Stored data
◇ ◇ ◇
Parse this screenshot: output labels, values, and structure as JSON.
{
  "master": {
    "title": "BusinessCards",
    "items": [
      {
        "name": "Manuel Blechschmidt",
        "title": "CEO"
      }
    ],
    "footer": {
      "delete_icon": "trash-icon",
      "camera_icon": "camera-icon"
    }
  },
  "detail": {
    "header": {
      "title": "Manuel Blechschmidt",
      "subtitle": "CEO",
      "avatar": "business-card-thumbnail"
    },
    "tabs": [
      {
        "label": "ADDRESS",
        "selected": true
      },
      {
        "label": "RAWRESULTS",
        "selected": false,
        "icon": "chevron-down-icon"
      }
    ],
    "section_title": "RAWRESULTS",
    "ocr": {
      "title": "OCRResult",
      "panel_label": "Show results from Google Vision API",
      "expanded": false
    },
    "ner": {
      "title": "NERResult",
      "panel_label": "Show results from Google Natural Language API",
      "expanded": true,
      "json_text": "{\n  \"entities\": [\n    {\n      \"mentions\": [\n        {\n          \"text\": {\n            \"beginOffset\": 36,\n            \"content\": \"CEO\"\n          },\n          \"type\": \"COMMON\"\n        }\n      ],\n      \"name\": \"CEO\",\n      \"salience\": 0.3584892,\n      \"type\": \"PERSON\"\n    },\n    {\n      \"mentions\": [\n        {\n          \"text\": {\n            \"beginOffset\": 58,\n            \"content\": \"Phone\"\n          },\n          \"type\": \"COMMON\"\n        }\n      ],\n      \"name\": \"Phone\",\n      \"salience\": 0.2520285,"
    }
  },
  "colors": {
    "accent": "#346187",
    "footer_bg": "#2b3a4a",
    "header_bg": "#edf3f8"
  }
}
◇ ◇ ◇
# Task description
Would you give the material above again, complete and exact?

# The completed task
Parse this screenshot: output labels, values, and structure as JSON.
{
  "master": {
    "title": "BusinessCards",
    "items": [
      {
        "name": "Manuel Blechschmidt",
        "title": "CEO"
      }
    ],
    "footer": {
      "delete_icon": "trash-icon",
      "camera_icon": "camera-icon"
    }
  },
  "detail": {
    "header": {
      "title": "Manuel Blechschmidt",
      "subtitle": "CEO",
      "avatar": "business-card-thumbnail"
    },
    "tabs": [
      {
        "label": "ADDRESS",
        "selected": true
      },
      {
        "label": "RAWRESULTS",
        "selected": false,
        "icon": "chevron-down-icon"
      }
    ],
    "section_title": "RAWRESULTS",
    "ocr": {
      "title": "OCRResult",
      "panel_label": "Show results from Google Vision API",
      "expanded": false
    },
    "ner": {
      "title": "NERResult",
      "panel_label": "Show results from Google Natural Language API",
      "expanded": true,
      "json_text": "{\n  \"entities\": [\n    {\n      \"mentions\": [\n        {\n          \"text\": {\n            \"beginOffset\": 36,\n            \"content\": \"CEO\"\n          },\n          \"type\": \"COMMON\"\n        }\n      ],\n      \"name\": \"CEO\",\n      \"salience\": 0.3584892,\n      \"type\": \"PERSON\"\n    },\n    {\n      \"mentions\": [\n        {\n          \"text\": {\n            \"beginOffset\": 58,\n            \"content\": \"Phone\"\n          },\n          \"type\": \"COMMON\"\n        }\n      ],\n      \"name\": \"Phone\",\n      \"salience\": 0.2520285,"
    }
  },
  "colors": {
    "accent": "#346187",
    "footer_bg": "#2b3a4a",
    "header_bg": "#edf3f8"
  }
}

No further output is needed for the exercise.